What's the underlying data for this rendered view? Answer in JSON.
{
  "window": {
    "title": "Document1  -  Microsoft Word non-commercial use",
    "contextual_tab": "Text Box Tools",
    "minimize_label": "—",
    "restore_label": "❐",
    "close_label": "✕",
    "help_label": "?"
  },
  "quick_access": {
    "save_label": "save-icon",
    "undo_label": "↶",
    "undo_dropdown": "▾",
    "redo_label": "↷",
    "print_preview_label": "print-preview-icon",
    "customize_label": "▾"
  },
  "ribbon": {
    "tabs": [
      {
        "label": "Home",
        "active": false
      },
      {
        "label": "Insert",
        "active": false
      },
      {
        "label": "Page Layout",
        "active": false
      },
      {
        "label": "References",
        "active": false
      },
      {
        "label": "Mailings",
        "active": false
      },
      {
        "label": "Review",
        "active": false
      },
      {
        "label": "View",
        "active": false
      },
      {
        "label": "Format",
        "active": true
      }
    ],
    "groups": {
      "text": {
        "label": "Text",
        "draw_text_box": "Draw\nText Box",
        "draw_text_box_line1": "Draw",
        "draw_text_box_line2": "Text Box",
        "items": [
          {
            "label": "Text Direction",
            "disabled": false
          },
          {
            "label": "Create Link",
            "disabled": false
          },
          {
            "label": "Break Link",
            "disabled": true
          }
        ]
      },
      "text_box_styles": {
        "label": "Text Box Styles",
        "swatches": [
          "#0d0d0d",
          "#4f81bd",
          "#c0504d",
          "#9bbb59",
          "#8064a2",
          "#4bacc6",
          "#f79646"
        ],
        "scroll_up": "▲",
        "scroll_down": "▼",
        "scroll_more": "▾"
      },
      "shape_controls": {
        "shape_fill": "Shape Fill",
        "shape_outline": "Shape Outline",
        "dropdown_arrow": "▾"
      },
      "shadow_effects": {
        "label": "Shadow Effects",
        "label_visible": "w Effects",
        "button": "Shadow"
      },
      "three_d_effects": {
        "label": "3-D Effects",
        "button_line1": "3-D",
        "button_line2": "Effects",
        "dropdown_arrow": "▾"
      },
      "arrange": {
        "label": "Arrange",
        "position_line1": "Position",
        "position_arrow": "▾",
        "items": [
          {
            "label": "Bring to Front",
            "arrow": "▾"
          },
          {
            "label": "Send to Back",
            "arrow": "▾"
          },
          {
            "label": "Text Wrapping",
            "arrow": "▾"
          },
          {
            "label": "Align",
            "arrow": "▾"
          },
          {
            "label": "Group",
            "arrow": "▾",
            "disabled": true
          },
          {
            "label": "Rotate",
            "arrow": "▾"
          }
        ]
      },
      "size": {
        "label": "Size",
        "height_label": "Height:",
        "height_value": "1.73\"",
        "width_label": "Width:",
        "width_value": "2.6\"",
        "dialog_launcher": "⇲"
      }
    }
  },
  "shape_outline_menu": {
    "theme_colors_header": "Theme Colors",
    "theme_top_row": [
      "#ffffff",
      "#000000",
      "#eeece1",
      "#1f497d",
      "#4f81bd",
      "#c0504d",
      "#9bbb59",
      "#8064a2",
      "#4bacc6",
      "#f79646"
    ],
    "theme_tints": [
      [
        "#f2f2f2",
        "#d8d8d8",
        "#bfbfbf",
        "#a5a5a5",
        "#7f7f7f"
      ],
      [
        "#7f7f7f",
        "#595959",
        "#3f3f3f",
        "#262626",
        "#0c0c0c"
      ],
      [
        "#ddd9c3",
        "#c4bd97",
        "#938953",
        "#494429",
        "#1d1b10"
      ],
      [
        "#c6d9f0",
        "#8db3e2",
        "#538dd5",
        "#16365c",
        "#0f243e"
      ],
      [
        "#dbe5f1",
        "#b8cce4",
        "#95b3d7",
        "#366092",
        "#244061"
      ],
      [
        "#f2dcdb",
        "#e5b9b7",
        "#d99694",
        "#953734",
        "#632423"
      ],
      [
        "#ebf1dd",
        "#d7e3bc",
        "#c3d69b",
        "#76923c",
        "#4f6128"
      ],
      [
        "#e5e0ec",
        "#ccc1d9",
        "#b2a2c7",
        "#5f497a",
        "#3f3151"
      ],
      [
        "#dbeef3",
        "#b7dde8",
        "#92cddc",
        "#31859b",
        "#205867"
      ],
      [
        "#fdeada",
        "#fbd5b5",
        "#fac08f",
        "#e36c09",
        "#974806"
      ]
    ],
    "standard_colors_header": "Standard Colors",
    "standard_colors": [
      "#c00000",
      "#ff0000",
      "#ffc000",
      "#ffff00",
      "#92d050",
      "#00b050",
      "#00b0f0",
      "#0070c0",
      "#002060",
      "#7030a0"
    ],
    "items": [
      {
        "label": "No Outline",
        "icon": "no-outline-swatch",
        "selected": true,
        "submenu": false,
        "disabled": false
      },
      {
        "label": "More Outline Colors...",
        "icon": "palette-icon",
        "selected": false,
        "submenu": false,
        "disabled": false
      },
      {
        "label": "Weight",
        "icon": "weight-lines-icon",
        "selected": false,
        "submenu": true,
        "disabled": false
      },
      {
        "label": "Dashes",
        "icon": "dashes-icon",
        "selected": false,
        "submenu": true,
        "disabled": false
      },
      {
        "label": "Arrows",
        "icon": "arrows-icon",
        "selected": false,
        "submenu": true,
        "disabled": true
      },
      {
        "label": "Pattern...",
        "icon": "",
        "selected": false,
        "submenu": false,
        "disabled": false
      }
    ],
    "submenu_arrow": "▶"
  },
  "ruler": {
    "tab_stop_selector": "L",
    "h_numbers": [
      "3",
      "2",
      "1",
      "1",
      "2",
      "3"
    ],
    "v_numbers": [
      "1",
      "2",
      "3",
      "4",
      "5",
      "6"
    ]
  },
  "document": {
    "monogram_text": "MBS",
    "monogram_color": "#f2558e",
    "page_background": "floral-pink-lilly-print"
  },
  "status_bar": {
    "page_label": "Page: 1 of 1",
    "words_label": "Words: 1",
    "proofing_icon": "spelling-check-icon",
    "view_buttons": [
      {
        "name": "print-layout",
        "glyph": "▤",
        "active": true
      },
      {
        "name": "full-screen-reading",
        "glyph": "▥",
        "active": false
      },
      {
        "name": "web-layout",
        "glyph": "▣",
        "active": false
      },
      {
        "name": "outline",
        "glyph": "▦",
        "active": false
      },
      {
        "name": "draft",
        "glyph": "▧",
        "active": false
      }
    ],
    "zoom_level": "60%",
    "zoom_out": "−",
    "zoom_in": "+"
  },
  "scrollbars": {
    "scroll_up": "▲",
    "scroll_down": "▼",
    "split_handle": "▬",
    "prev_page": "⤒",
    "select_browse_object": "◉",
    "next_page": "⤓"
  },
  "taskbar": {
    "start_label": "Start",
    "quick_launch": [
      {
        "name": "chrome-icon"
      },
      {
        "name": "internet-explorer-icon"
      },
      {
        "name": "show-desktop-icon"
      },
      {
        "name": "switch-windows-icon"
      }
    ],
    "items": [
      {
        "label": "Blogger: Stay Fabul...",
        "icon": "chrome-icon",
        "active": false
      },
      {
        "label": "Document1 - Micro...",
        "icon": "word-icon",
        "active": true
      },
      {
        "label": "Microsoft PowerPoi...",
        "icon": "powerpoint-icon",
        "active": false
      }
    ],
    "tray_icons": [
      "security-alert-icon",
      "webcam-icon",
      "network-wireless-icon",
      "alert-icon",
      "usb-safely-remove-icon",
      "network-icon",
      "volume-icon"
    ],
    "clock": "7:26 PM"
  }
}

**Problem description:** From the data above, extract every line in its exact form.

**Task response:**
What's the underlying data for this rendered view? Answer in JSON.
{
  "window": {
    "title": "Document1  -  Microsoft Word non-commercial use",
    "contextual_tab": "Text Box Tools",
    "minimize_label": "—",
    "restore_label": "❐",
    "close_label": "✕",
    "help_label": "?"
  },
  "quick_access": {
    "save_label": "save-icon",
    "undo_label": "↶",
    "undo_dropdown": "▾",
    "redo_label": "↷",
    "print_preview_label": "print-preview-icon",
    "customize_label": "▾"
  },
  "ribbon": {
    "tabs": [
      {
        "label": "Home",
        "active": false
      },
      {
        "label": "Insert",
        "active": false
      },
      {
        "label": "Page Layout",
        "active": false
      },
      {
        "label": "References",
        "active": false
      },
      {
        "label": "Mailings",
        "active": false
      },
      {
        "label": "Review",
        "active": false
      },
      {
        "label": "View",
        "active": false
      },
      {
        "label": "Format",
        "active": true
      }
    ],
    "groups": {
      "text": {
        "label": "Text",
        "draw_text_box": "Draw\nText Box",
        "draw_text_box_line1": "Draw",
        "draw_text_box_line2": "Text Box",
        "items": [
          {
            "label": "Text Direction",
            "disabled": false
          },
          {
            "label": "Create Link",
            "disabled": false
          },
          {
            "label": "Break Link",
            "disabled": true
          }
        ]
      },
      "text_box_styles": {
        "label": "Text Box Styles",
        "swatches": [
          "#0d0d0d",
          "#4f81bd",
          "#c0504d",
          "#9bbb59",
          "#8064a2",
          "#4bacc6",
          "#f79646"
        ],
        "scroll_up": "▲",
        "scroll_down": "▼",
        "scroll_more": "▾"
      },
      "shape_controls": {
        "shape_fill": "Shape Fill",
        "shape_outline": "Shape Outline",
        "dropdown_arrow": "▾"
      },
      "shadow_effects": {
        "label": "Shadow Effects",
        "label_visible": "w Effects",
        "button": "Shadow"
      },
      "three_d_effects": {
        "label": "3-D Effects",
        "button_line1": "3-D",
        "button_line2": "Effects",
        "dropdown_arrow": "▾"
      },
      "arrange": {
        "label": "Arrange",
        "position_line1": "Position",
        "position_arrow": "▾",
        "items": [
          {
            "label": "Bring to Front",
            "arrow": "▾"
          },
          {
            "label": "Send to Back",
            "arrow": "▾"
          },
          {
            "label": "Text Wrapping",
            "arrow": "▾"
          },
          {
            "label": "Align",
            "arrow": "▾"
          },
          {
            "label": "Group",
            "arrow": "▾",
            "disabled": true
          },
          {
            "label": "Rotate",
            "arrow": "▾"
          }
        ]
      },
      "size": {
        "label": "Size",
        "height_label": "Height:",
        "height_value": "1.73\"",
        "width_label": "Width:",
        "width_value": "2.6\"",
        "dialog_launcher": "⇲"
      }
    }
  },
  "shape_outline_menu": {
    "theme_colors_header": "Theme Colors",
    "theme_top_row": [
      "#ffffff",
      "#000000",
      "#eeece1",
      "#1f497d",
      "#4f81bd",
      "#c0504d",
      "#9bbb59",
      "#8064a2",
      "#4bacc6",
      "#f79646"
    ],
    "theme_tints": [
      [
        "#f2f2f2",
        "#d8d8d8",
        "#bfbfbf",
        "#a5a5a5",
        "#7f7f7f"
      ],
      [
        "#7f7f7f",
        "#595959",
        "#3f3f3f",
        "#262626",
        "#0c0c0c"
      ],
      [
        "#ddd9c3",
        "#c4bd97",
        "#938953",
        "#494429",
        "#1d1b10"
      ],
      [
        "#c6d9f0",
        "#8db3e2",
        "#538dd5",
        "#16365c",
        "#0f243e"
      ],
      [
        "#dbe5f1",
        "#b8cce4",
        "#95b3d7",
        "#366092",
        "#244061"
      ],
      [
        "#f2dcdb",
        "#e5b9b7",
        "#d99694",
        "#953734",
        "#632423"
      ],
      [
        "#ebf1dd",
        "#d7e3bc",
        "#c3d69b",
        "#76923c",
        "#4f6128"
      ],
      [
        "#e5e0ec",
        "#ccc1d9",
        "#b2a2c7",
        "#5f497a",
        "#3f3151"
      ],
      [
        "#dbeef3",
        "#b7dde8",
        "#92cddc",
        "#31859b",
        "#205867"
      ],
      [
        "#fdeada",
        "#fbd5b5",
        "#fac08f",
        "#e36c09",
        "#974806"
      ]
    ],
    "standard_colors_header": "Standard Colors",
    "standard_colors": [
      "#c00000",
      "#ff0000",
      "#ffc000",
      "#ffff00",
      "#92d050",
      "#00b050",
      "#00b0f0",
      "#0070c0",
      "#002060",
      "#7030a0"
    ],
    "items": [
      {
        "label": "No Outline",
        "icon": "no-outline-swatch",
        "selected": true,
        "submenu": false,
        "disabled": false
      },
      {
        "label": "More Outline Colors...",
        "icon": "palette-icon",
        "selected": false,
        "submenu": false,
        "disabled": false
      },
      {
        "label": "Weight",
        "icon": "weight-lines-icon",
        "selected": false,
        "submenu": true,
        "disabled": false
      },
      {
        "label": "Dashes",
        "icon": "dashes-icon",
        "selected": false,
        "submenu": true,
        "disabled": false
      },
      {
        "label": "Arrows",
        "icon": "arrows-icon",
        "selected": false,
        "submenu": true,
        "disabled": true
      },
      {
        "label": "Pattern...",
        "icon": "",
        "selected": false,
        "submenu": false,
        "disabled": false
      }
    ],
    "submenu_arrow": "▶"
  },
  "ruler": {
    "tab_stop_selector": "L",
    "h_numbers": [
      "3",
      "2",
      "1",
      "1",
      "2",
      "3"
    ],
    "v_numbers": [
      "1",
      "2",
      "3",
      "4",
      "5",
      "6"
    ]
  },
  "document": {
    "monogram_text": "MBS",
    "monogram_color": "#f2558e",
    "page_background": "floral-pink-lilly-print"
  },
  "status_bar": {
    "page_label": "Page: 1 of 1",
    "words_label": "Words: 1",
    "proofing_icon": "spelling-check-icon",
    "view_buttons": [
      {
        "name": "print-layout",
        "glyph": "▤",
        "active": true
      },
      {
        "name": "full-screen-reading",
        "glyph": "▥",
        "active": false
      },
      {
        "name": "web-layout",
        "glyph": "▣",
        "active": false
      },
      {
        "name": "outline",
        "glyph": "▦",
        "active": false
      },
      {
        "name": "draft",
        "glyph": "▧",
        "active": false
      }
    ],
    "zoom_level": "60%",
    "zoom_out": "−",
    "zoom_in": "+"
  },
  "scrollbars": {
    "scroll_up": "▲",
    "scroll_down": "▼",
    "split_handle": "▬",
    "prev_page": "⤒",
    "select_browse_object": "◉",
    "next_page": "⤓"
  },
  "taskbar": {
    "start_label": "Start",
    "quick_launch": [
      {
        "name": "chrome-icon"
      },
      {
        "name": "internet-explorer-icon"
      },
      {
        "name": "show-desktop-icon"
      },
      {
        "name": "switch-windows-icon"
      }
    ],
    "items": [
      {
        "label": "Blogger: Stay Fabul...",
        "icon": "chrome-icon",
        "active": false
      },
      {
        "label": "Document1 - Micro...",
        "icon": "word-icon",
        "active": true
      },
      {
        "label": "Microsoft PowerPoi...",
        "icon": "powerpoint-icon",
        "active": false
      }
    ],
    "tray_icons": [
      "security-alert-icon",
      "webcam-icon",
      "network-wireless-icon",
      "alert-icon",
      "usb-safely-remove-icon",
      "network-icon",
      "volume-icon"
    ],
    "clock": "7:26 PM"
  }
}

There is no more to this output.